— Source records —
☆ ☆ ☆

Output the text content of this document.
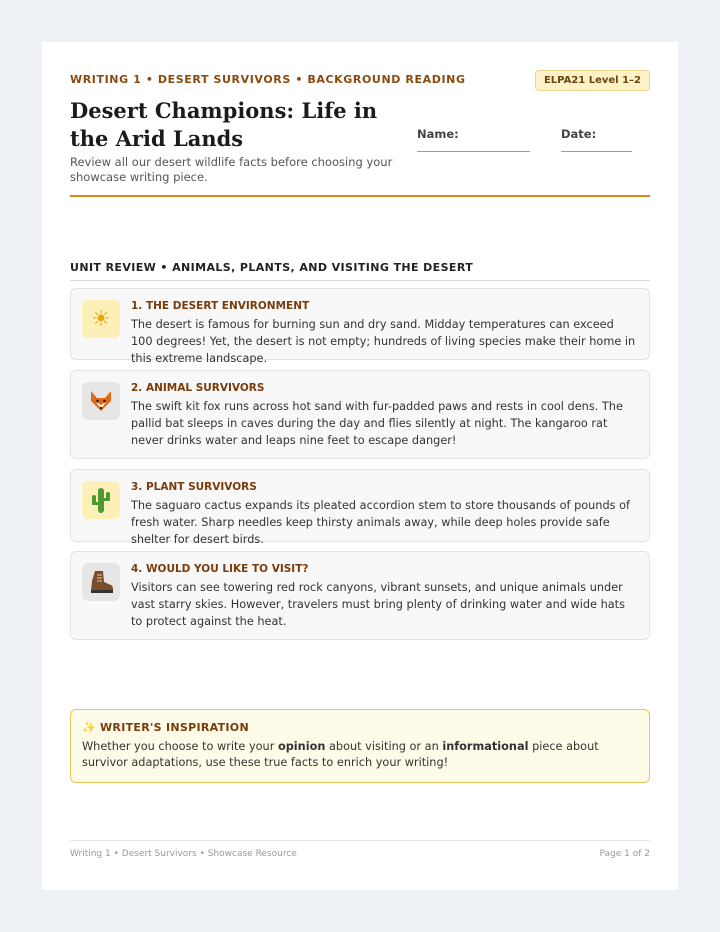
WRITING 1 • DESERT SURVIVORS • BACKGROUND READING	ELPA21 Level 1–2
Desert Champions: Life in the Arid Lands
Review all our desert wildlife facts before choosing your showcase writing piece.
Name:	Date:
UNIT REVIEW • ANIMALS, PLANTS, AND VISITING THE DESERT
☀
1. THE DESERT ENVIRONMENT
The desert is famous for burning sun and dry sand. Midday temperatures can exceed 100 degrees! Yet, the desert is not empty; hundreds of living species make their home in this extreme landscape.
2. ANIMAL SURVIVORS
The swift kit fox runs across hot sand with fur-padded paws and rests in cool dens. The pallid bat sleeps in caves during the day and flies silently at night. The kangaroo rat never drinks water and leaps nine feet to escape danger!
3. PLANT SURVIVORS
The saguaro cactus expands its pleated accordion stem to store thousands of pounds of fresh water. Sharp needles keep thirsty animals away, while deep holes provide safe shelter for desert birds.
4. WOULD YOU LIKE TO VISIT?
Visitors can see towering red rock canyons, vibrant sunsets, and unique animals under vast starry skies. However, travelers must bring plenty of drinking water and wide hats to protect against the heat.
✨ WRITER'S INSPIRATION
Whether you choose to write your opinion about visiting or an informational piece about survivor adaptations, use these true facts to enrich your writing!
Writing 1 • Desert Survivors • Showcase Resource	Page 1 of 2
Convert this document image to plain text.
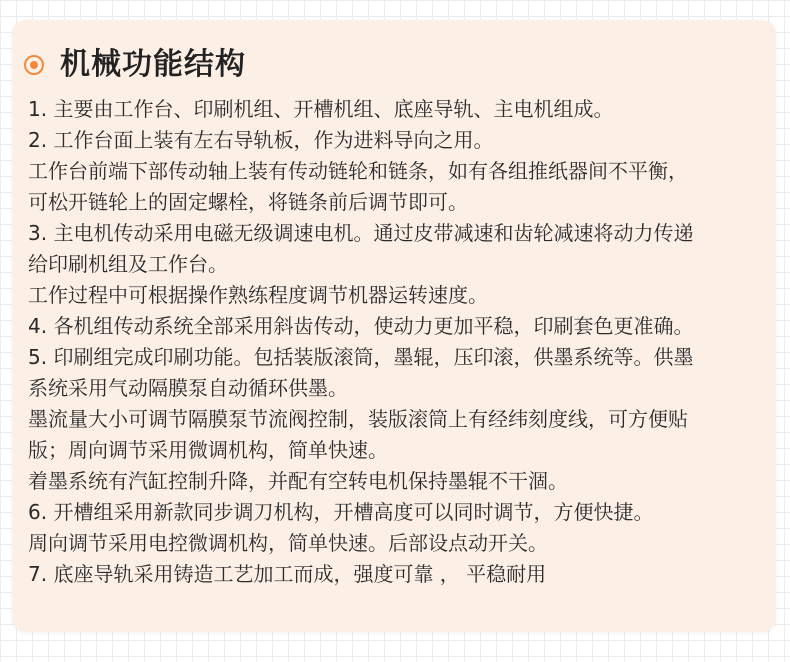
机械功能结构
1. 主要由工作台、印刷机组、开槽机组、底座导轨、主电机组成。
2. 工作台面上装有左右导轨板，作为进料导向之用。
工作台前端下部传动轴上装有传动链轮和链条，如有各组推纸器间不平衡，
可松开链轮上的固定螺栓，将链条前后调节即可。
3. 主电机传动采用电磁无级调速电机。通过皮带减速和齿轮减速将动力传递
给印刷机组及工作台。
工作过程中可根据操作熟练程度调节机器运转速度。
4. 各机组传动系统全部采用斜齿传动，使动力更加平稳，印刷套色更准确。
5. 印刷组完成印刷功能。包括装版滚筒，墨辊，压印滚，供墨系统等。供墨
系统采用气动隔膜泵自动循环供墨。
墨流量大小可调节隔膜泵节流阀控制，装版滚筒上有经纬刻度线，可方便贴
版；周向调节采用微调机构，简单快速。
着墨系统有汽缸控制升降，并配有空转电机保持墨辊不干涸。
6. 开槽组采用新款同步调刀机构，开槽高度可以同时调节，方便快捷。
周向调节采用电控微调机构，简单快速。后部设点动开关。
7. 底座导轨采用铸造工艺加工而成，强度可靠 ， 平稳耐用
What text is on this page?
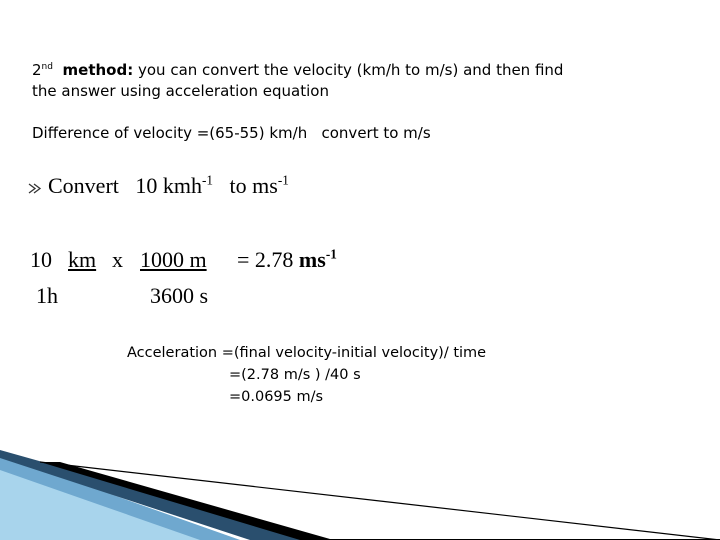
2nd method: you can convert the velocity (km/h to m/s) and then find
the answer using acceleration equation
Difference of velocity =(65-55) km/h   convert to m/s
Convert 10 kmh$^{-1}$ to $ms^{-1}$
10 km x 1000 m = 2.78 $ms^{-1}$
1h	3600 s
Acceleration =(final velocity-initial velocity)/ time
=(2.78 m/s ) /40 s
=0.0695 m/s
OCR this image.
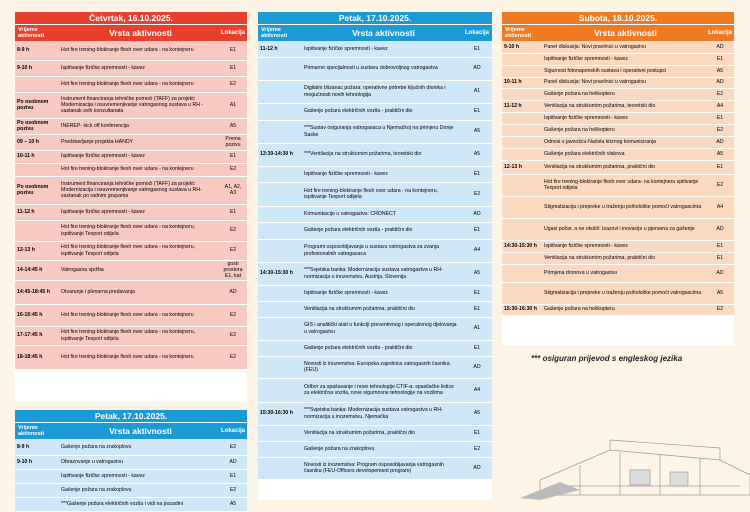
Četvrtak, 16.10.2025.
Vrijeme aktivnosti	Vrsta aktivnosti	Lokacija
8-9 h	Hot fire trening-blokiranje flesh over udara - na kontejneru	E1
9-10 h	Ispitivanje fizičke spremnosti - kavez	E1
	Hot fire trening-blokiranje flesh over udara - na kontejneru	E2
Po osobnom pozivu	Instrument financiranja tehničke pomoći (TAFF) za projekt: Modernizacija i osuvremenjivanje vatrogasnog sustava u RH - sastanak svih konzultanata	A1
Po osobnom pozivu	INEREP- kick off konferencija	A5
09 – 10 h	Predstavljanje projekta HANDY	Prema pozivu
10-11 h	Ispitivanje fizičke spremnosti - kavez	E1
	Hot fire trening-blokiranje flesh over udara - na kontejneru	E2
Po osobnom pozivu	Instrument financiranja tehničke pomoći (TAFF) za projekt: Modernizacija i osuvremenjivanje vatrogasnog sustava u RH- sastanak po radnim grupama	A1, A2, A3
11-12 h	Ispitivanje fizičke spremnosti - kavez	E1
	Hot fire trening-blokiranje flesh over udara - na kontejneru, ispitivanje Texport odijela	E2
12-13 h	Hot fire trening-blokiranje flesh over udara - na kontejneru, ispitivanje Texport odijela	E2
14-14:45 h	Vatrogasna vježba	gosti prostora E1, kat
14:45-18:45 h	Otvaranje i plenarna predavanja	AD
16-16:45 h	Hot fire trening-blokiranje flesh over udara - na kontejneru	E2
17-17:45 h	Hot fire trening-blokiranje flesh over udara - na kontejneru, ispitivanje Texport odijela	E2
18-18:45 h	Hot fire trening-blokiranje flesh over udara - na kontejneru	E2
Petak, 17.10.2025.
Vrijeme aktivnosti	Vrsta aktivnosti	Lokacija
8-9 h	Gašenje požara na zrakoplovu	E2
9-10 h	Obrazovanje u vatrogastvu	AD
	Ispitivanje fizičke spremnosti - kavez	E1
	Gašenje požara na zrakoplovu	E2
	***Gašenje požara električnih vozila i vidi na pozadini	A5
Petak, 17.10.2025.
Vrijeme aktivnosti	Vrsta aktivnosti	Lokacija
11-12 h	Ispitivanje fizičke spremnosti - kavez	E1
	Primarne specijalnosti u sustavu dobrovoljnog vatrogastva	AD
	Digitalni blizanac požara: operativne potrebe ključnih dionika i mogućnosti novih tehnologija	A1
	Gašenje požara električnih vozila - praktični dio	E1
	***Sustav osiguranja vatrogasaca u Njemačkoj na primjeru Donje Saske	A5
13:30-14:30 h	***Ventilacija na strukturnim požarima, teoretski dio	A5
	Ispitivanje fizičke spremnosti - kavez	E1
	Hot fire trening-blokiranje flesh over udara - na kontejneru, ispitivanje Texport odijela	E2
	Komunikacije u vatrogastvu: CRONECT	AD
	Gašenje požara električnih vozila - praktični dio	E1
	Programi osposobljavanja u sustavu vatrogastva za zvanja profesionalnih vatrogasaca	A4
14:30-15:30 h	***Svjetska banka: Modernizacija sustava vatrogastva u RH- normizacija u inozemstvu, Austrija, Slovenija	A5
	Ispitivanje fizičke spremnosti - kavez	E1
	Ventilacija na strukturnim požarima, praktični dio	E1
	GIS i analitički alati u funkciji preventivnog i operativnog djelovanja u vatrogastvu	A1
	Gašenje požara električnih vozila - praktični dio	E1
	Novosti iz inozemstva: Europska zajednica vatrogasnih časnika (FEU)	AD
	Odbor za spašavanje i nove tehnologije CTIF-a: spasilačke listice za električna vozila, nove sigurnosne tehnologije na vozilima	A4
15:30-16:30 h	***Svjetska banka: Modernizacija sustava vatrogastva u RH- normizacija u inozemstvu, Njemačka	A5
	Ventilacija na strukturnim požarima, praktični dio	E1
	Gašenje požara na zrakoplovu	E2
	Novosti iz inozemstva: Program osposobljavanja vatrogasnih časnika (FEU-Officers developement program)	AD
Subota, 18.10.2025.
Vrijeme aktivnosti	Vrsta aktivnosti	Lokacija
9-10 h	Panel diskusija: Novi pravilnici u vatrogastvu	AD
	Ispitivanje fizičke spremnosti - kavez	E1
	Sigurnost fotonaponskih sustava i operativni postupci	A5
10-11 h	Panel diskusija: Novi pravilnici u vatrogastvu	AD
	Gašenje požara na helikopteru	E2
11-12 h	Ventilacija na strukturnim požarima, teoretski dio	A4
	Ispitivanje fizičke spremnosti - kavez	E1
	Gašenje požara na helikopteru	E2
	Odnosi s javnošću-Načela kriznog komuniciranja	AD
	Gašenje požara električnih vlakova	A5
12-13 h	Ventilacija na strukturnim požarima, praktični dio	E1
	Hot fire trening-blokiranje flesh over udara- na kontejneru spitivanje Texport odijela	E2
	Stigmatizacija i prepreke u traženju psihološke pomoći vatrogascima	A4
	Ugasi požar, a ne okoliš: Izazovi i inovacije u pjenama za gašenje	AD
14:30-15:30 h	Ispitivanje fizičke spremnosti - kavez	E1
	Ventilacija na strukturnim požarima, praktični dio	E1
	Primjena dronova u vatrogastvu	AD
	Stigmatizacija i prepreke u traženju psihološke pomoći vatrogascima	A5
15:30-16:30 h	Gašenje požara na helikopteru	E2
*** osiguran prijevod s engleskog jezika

☆ ☆ ☆

— GOAL OF THE EXERCISE —
Copy each line of the data that contains the word "over".

— TASK SOLUTION —
8-9 h	Hot fire trening-blokiranje flesh over udara - na kontejneru	E1
	Hot fire trening-blokiranje flesh over udara - na kontejneru	E2
	Hot fire trening-blokiranje flesh over udara - na kontejneru	E2
	Hot fire trening-blokiranje flesh over udara - na kontejneru, ispitivanje Texport odijela	E2
12-13 h	Hot fire trening-blokiranje flesh over udara - na kontejneru, ispitivanje Texport odijela	E2
16-16:45 h	Hot fire trening-blokiranje flesh over udara - na kontejneru	E2
17-17:45 h	Hot fire trening-blokiranje flesh over udara - na kontejneru, ispitivanje Texport odijela	E2
18-18:45 h	Hot fire trening-blokiranje flesh over udara - na kontejneru	E2
	Hot fire trening-blokiranje flesh over udara - na kontejneru, ispitivanje Texport odijela	E2
	Hot fire trening-blokiranje flesh over udara- na kontejneru spitivanje Texport odijela	E2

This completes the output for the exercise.